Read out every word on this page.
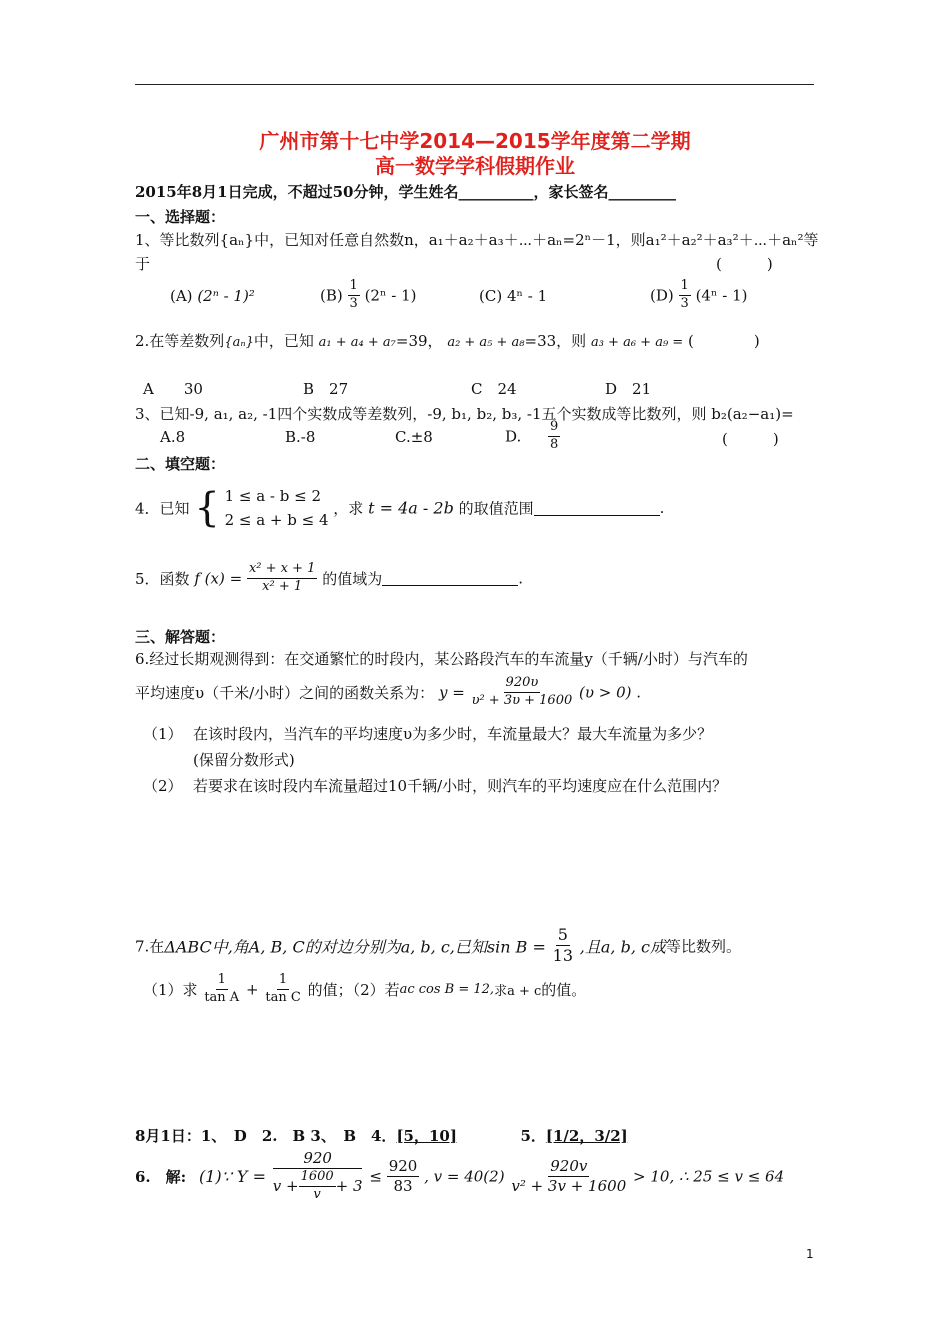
广州市第十七中学2014—2015学年度第二学期
高一数学学科假期作业
2015年8月1日完成，不超过50分钟，学生姓名__________，家长签名_________
一、选择题：
1、等比数列{aₙ}中，已知对任意自然数n，a₁＋a₂＋a₃＋⋯＋aₙ=2ⁿ－1，则a₁²＋a₂²＋a₃²＋⋯＋aₙ²等
于	(　　　)
(A) (2ⁿ - 1)²	$(B) \frac{1}{3} (2^n - 1)$	(C) 4ⁿ - 1	$(D) \frac{1}{3} (4^n - 1)$
2.在等差数列{aₙ}中，已知 a₁ + a₄ + a₇=39， a₂ + a₅ + a₈=33，则 a₃ + a₆ + a₉ = (　　　　)
A　　30	B　27	C　24	D　21
3、已知-9, a₁, a₂, -1四个实数成等差数列，-9, b₁, b₂, b₃, -1五个实数成等比数列，则 b₂(a₂−a₁)=
A.8	B.-8	C.±8	D. $\frac{9}{8}$	(　　　)
二、填空题：
4．已知 { 1 ≤ a - b ≤ 2
2 ≤ a + b ≤ 4
，求 t = 4a - 2b 的取值范围	.
5．函数 f $(x) = \frac{\text{x² + x + 1}}{\text{x² + 1}}$ 的值域为	.
三、解答题：
6.经过长期观测得到：在交通繁忙的时段内，某公路段汽车的车流量y（千辆/小时）与汽车的
平均速度υ（千米/小时）之间的函数关系为： $y = \frac{920\upsilon}{\text{υ² + 3υ + 1600}} (\upsilon > 0)$ .
（1） 在该时段内，当汽车的平均速度υ为多少时，车流量最大？最大车流量为多少？
(保留分数形式)
（2） 若要求在该时段内车流量超过10千辆/小时，则汽车的平均速度应在什么范围内？
7.在ΔABC中,角A, B, C的对边分别为a, b, c,已知$\sin B = \frac{5}{13}$ ,且a, b, c成等比数列。
（1）求 $\frac{1}{\text{tan A}} + \frac{1}{\text{tan C}}$ 的值；（2）若ac cos B = 12,求a + c的值。
8月1日：1、　D　2.　B 3、　B　4．[5，10]	5．[1/2，3/2]
6.　解: (1)∵ $Y = \frac{920}{v + \frac{1600}{v} + 3} \le \frac{920}{83}$ , $v = 40(2) \frac{920v}{\text{v² + 3v + 1600}} > 10$, ∴ 25 ≤ v ≤ 64
1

——

Quote the records above in full, dropping each picture.

* Finished answer *
Read out every word on this page.
广州市第十七中学2014—2015学年度第二学期
高一数学学科假期作业
2015年8月1日完成，不超过50分钟，学生姓名__________，家长签名_________
一、选择题：
1、等比数列{aₙ}中，已知对任意自然数n，a₁＋a₂＋a₃＋⋯＋aₙ=2ⁿ－1，则a₁²＋a₂²＋a₃²＋⋯＋aₙ²等
于	(　　　)
(A) (2ⁿ - 1)²	$(B) \frac{1}{3} (2^n - 1)$	(C) 4ⁿ - 1	$(D) \frac{1}{3} (4^n - 1)$
2.在等差数列{aₙ}中，已知 a₁ + a₄ + a₇=39， a₂ + a₅ + a₈=33，则 a₃ + a₆ + a₉ = (　　　　)
A　　30	B　27	C　24	D　21
3、已知-9, a₁, a₂, -1四个实数成等差数列，-9, b₁, b₂, b₃, -1五个实数成等比数列，则 b₂(a₂−a₁)=
A.8	B.-8	C.±8	D. $\frac{9}{8}$	(　　　)
二、填空题：
4．已知 { 1 ≤ a - b ≤ 2
2 ≤ a + b ≤ 4
，求 t = 4a - 2b 的取值范围	.
5．函数 f $(x) = \frac{\text{x² + x + 1}}{\text{x² + 1}}$ 的值域为	.
三、解答题：
6.经过长期观测得到：在交通繁忙的时段内，某公路段汽车的车流量y（千辆/小时）与汽车的
平均速度υ（千米/小时）之间的函数关系为： $y = \frac{920\upsilon}{\text{υ² + 3υ + 1600}} (\upsilon > 0)$ .
（1） 在该时段内，当汽车的平均速度υ为多少时，车流量最大？最大车流量为多少？
(保留分数形式)
（2） 若要求在该时段内车流量超过10千辆/小时，则汽车的平均速度应在什么范围内？
7.在ΔABC中,角A, B, C的对边分别为a, b, c,已知$\sin B = \frac{5}{13}$ ,且a, b, c成等比数列。
（1）求 $\frac{1}{\text{tan A}} + \frac{1}{\text{tan C}}$ 的值；（2）若ac cos B = 12,求a + c的值。
8月1日：1、　D　2.　B 3、　B　4．[5，10]	5．[1/2，3/2]
6.　解: (1)∵ $Y = \frac{920}{v + \frac{1600}{v} + 3} \le \frac{920}{83}$ , $v = 40(2) \frac{920v}{\text{v² + 3v + 1600}} > 10$, ∴ 25 ≤ v ≤ 64
1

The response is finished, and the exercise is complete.